(Dataset entries)
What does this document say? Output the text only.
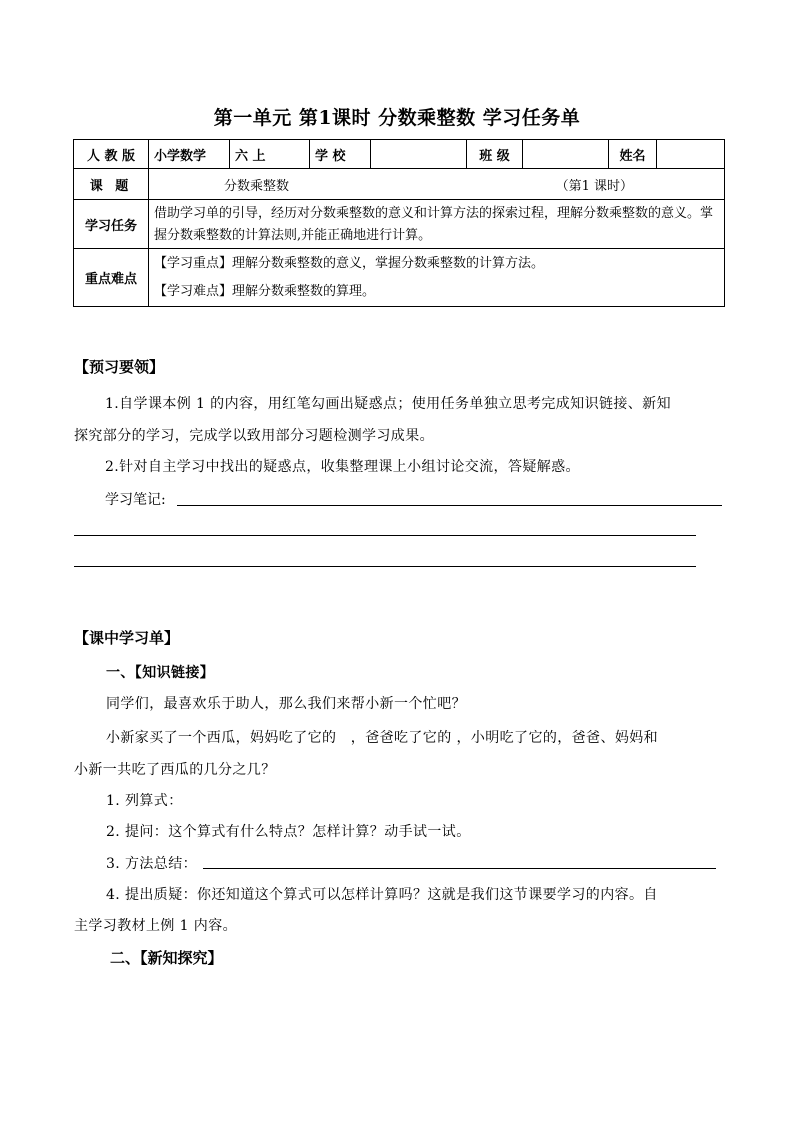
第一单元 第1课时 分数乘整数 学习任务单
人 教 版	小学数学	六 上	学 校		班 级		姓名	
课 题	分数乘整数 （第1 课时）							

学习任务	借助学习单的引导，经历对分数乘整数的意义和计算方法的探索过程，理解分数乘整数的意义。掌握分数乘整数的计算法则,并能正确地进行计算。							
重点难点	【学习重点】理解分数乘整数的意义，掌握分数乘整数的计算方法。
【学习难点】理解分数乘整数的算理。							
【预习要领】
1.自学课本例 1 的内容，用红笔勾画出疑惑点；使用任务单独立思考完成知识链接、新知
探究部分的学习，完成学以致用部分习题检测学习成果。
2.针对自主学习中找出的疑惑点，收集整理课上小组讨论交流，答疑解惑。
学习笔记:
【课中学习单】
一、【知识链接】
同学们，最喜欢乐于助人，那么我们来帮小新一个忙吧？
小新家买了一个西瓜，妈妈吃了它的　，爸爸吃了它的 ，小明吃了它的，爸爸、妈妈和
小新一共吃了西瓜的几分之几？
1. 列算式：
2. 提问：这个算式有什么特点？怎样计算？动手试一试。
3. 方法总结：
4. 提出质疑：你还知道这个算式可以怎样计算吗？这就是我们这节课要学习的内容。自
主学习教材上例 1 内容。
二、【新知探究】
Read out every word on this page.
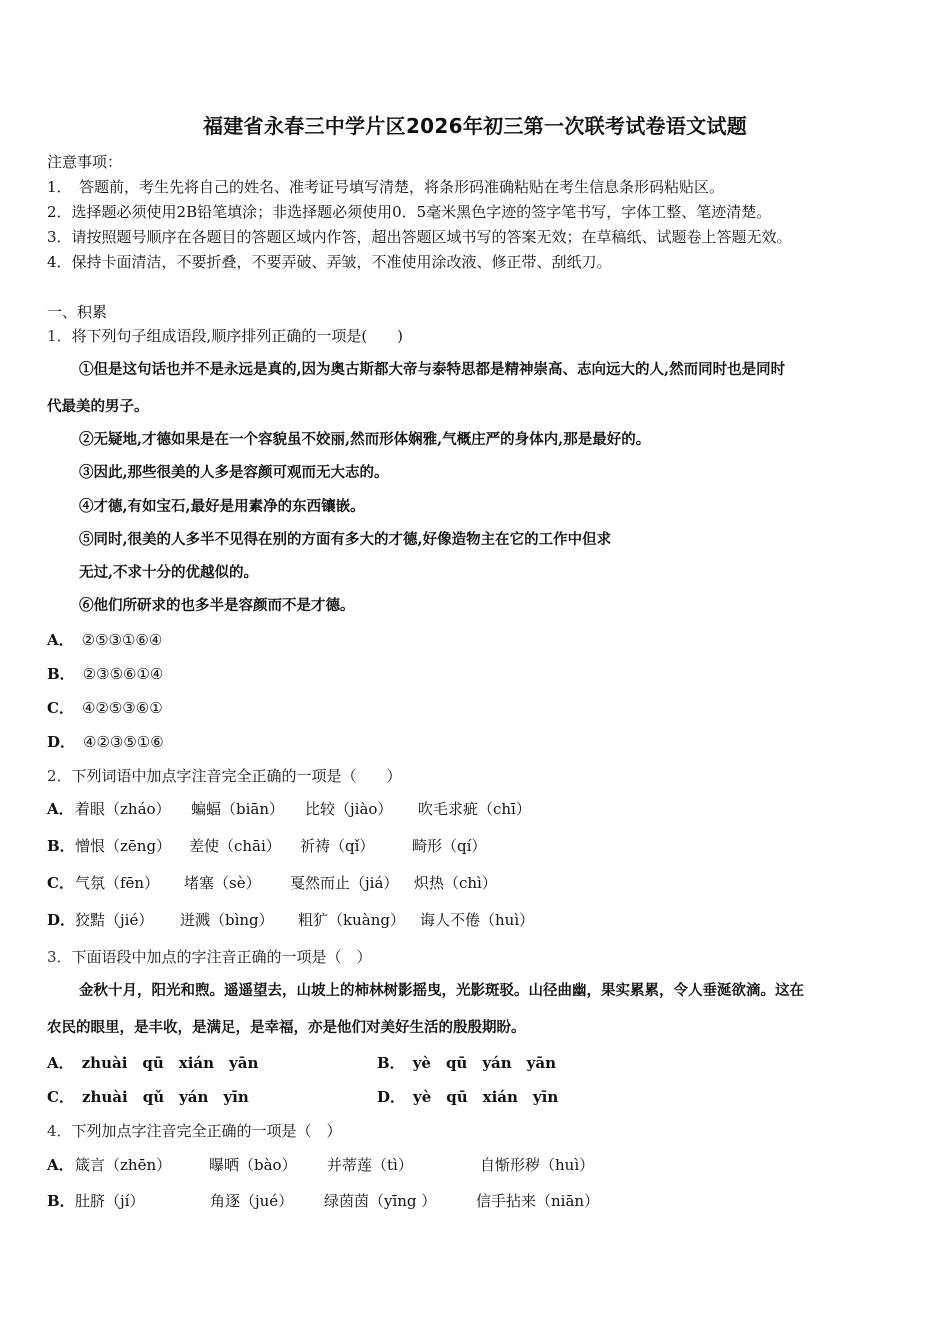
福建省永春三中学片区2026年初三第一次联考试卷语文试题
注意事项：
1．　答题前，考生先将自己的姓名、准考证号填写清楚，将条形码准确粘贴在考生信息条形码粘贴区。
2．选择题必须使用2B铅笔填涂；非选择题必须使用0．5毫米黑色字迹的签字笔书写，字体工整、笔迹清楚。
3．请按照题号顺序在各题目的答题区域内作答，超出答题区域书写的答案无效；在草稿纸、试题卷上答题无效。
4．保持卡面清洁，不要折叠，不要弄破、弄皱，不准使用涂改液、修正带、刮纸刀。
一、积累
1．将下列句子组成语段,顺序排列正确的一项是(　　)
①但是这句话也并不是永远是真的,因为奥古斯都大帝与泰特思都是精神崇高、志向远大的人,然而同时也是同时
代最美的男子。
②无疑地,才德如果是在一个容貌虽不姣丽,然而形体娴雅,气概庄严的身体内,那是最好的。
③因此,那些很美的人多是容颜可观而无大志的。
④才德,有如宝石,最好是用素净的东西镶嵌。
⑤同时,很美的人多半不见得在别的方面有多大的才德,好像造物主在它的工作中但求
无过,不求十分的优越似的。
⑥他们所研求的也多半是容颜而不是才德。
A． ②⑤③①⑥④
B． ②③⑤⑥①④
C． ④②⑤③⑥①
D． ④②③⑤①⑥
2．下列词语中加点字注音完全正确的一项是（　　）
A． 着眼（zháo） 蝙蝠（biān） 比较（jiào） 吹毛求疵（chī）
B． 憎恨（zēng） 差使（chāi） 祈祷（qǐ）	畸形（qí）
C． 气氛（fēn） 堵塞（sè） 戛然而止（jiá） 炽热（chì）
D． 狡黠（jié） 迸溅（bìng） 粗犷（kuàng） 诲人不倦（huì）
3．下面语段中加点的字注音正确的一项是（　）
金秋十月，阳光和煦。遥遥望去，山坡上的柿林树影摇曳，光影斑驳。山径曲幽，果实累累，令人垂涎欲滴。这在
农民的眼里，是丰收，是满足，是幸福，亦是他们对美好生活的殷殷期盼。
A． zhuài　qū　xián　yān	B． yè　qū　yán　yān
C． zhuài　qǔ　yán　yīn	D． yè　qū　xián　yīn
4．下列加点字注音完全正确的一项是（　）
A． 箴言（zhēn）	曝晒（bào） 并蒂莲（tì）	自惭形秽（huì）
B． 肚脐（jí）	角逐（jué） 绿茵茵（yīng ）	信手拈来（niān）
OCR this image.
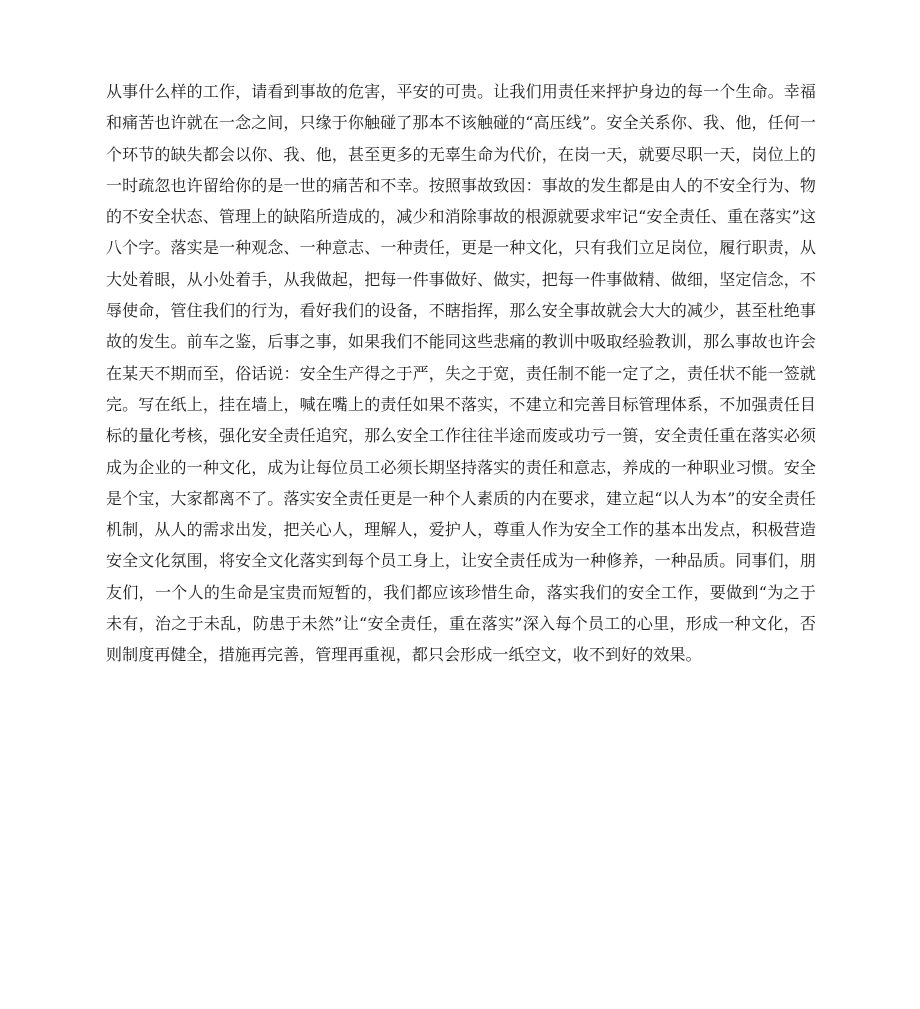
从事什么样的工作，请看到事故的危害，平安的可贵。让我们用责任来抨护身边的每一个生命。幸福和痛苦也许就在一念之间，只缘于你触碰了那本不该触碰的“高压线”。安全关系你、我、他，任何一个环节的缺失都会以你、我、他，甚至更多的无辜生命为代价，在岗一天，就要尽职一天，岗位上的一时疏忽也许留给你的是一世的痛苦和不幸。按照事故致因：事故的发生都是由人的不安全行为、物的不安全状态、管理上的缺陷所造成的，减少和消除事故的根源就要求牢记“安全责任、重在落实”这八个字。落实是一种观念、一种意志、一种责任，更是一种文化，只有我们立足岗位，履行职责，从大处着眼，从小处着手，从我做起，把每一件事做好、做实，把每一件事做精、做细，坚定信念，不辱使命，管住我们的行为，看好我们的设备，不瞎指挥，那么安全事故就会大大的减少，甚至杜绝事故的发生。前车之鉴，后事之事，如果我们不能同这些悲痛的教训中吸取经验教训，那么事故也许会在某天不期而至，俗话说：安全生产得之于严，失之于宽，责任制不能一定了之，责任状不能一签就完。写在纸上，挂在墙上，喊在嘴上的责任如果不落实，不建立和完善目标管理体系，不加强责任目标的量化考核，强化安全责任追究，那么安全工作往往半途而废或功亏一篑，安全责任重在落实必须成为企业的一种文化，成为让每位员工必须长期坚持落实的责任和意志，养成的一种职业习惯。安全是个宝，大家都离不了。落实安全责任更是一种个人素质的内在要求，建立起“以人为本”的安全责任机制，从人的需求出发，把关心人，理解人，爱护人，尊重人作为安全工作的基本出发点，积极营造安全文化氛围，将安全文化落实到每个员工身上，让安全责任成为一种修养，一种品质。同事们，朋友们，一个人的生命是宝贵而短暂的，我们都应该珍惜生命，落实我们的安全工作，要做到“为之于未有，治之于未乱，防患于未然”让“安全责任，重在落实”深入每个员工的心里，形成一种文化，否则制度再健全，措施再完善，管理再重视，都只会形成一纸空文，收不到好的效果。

Written instruction>
Restate the whole listing above exactly, please, omitting every image.

The reply>
What does this document say? Output the text only.
第一单元 第1课时 分数乘整数 学习任务单
人 教 版	小学数学	六 上	学 校		班 级		姓名	
课 题	分数乘整数 （第1 课时）							

学习任务	借助学习单的引导，经历对分数乘整数的意义和计算方法的探索过程，理解分数乘整数的意义。掌握分数乘整数的计算法则,并能正确地进行计算。							
重点难点	【学习重点】理解分数乘整数的意义，掌握分数乘整数的计算方法。
【学习难点】理解分数乘整数的算理。							
【预习要领】
1.自学课本例 1 的内容，用红笔勾画出疑惑点；使用任务单独立思考完成知识链接、新知
探究部分的学习，完成学以致用部分习题检测学习成果。
2.针对自主学习中找出的疑惑点，收集整理课上小组讨论交流，答疑解惑。
学习笔记:
【课中学习单】
一、【知识链接】
同学们，最喜欢乐于助人，那么我们来帮小新一个忙吧？
小新家买了一个西瓜，妈妈吃了它的　，爸爸吃了它的 ，小明吃了它的，爸爸、妈妈和
小新一共吃了西瓜的几分之几？
1. 列算式：
2. 提问：这个算式有什么特点？怎样计算？动手试一试。
3. 方法总结：
4. 提出质疑：你还知道这个算式可以怎样计算吗？这就是我们这节课要学习的内容。自
主学习教材上例 1 内容。
二、【新知探究】
Read out every word on this page.
福建省永春三中学片区2026年初三第一次联考试卷语文试题
注意事项：
1．　答题前，考生先将自己的姓名、准考证号填写清楚，将条形码准确粘贴在考生信息条形码粘贴区。
2．选择题必须使用2B铅笔填涂；非选择题必须使用0．5毫米黑色字迹的签字笔书写，字体工整、笔迹清楚。
3．请按照题号顺序在各题目的答题区域内作答，超出答题区域书写的答案无效；在草稿纸、试题卷上答题无效。
4．保持卡面清洁，不要折叠，不要弄破、弄皱，不准使用涂改液、修正带、刮纸刀。
一、积累
1．将下列句子组成语段,顺序排列正确的一项是(　　)
①但是这句话也并不是永远是真的,因为奥古斯都大帝与泰特思都是精神崇高、志向远大的人,然而同时也是同时
代最美的男子。
②无疑地,才德如果是在一个容貌虽不姣丽,然而形体娴雅,气概庄严的身体内,那是最好的。
③因此,那些很美的人多是容颜可观而无大志的。
④才德,有如宝石,最好是用素净的东西镶嵌。
⑤同时,很美的人多半不见得在别的方面有多大的才德,好像造物主在它的工作中但求
无过,不求十分的优越似的。
⑥他们所研求的也多半是容颜而不是才德。
A． ②⑤③①⑥④
B． ②③⑤⑥①④
C． ④②⑤③⑥①
D． ④②③⑤①⑥
2．下列词语中加点字注音完全正确的一项是（　　）
A． 着眼（zháo） 蝙蝠（biān） 比较（jiào） 吹毛求疵（chī）
B． 憎恨（zēng） 差使（chāi） 祈祷（qǐ）	畸形（qí）
C． 气氛（fēn） 堵塞（sè） 戛然而止（jiá） 炽热（chì）
D． 狡黠（jié） 迸溅（bìng） 粗犷（kuàng） 诲人不倦（huì）
3．下面语段中加点的字注音正确的一项是（　）
金秋十月，阳光和煦。遥遥望去，山坡上的柿林树影摇曳，光影斑驳。山径曲幽，果实累累，令人垂涎欲滴。这在
农民的眼里，是丰收，是满足，是幸福，亦是他们对美好生活的殷殷期盼。
A． zhuài　qū　xián　yān	B． yè　qū　yán　yān
C． zhuài　qǔ　yán　yīn	D． yè　qū　xián　yīn
4．下列加点字注音完全正确的一项是（　）
A． 箴言（zhēn）	曝晒（bào） 并蒂莲（tì）	自惭形秽（huì）
B． 肚脐（jí）	角逐（jué） 绿茵茵（yīng ）	信手拈来（niān）
OCR this image.
从事什么样的工作，请看到事故的危害，平安的可贵。让我们用责任来抨护身边的每一个生命。幸福和痛苦也许就在一念之间，只缘于你触碰了那本不该触碰的“高压线”。安全关系你、我、他，任何一个环节的缺失都会以你、我、他，甚至更多的无辜生命为代价，在岗一天，就要尽职一天，岗位上的一时疏忽也许留给你的是一世的痛苦和不幸。按照事故致因：事故的发生都是由人的不安全行为、物的不安全状态、管理上的缺陷所造成的，减少和消除事故的根源就要求牢记“安全责任、重在落实”这八个字。落实是一种观念、一种意志、一种责任，更是一种文化，只有我们立足岗位，履行职责，从大处着眼，从小处着手，从我做起，把每一件事做好、做实，把每一件事做精、做细，坚定信念，不辱使命，管住我们的行为，看好我们的设备，不瞎指挥，那么安全事故就会大大的减少，甚至杜绝事故的发生。前车之鉴，后事之事，如果我们不能同这些悲痛的教训中吸取经验教训，那么事故也许会在某天不期而至，俗话说：安全生产得之于严，失之于宽，责任制不能一定了之，责任状不能一签就完。写在纸上，挂在墙上，喊在嘴上的责任如果不落实，不建立和完善目标管理体系，不加强责任目标的量化考核，强化安全责任追究，那么安全工作往往半途而废或功亏一篑，安全责任重在落实必须成为企业的一种文化，成为让每位员工必须长期坚持落实的责任和意志，养成的一种职业习惯。安全是个宝，大家都离不了。落实安全责任更是一种个人素质的内在要求，建立起“以人为本”的安全责任机制，从人的需求出发，把关心人，理解人，爱护人，尊重人作为安全工作的基本出发点，积极营造安全文化氛围，将安全文化落实到每个员工身上，让安全责任成为一种修养，一种品质。同事们，朋友们，一个人的生命是宝贵而短暂的，我们都应该珍惜生命，落实我们的安全工作，要做到“为之于未有，治之于未乱，防患于未然”让“安全责任，重在落实”深入每个员工的心里，形成一种文化，否则制度再健全，措施再完善，管理再重视，都只会形成一纸空文，收不到好的效果。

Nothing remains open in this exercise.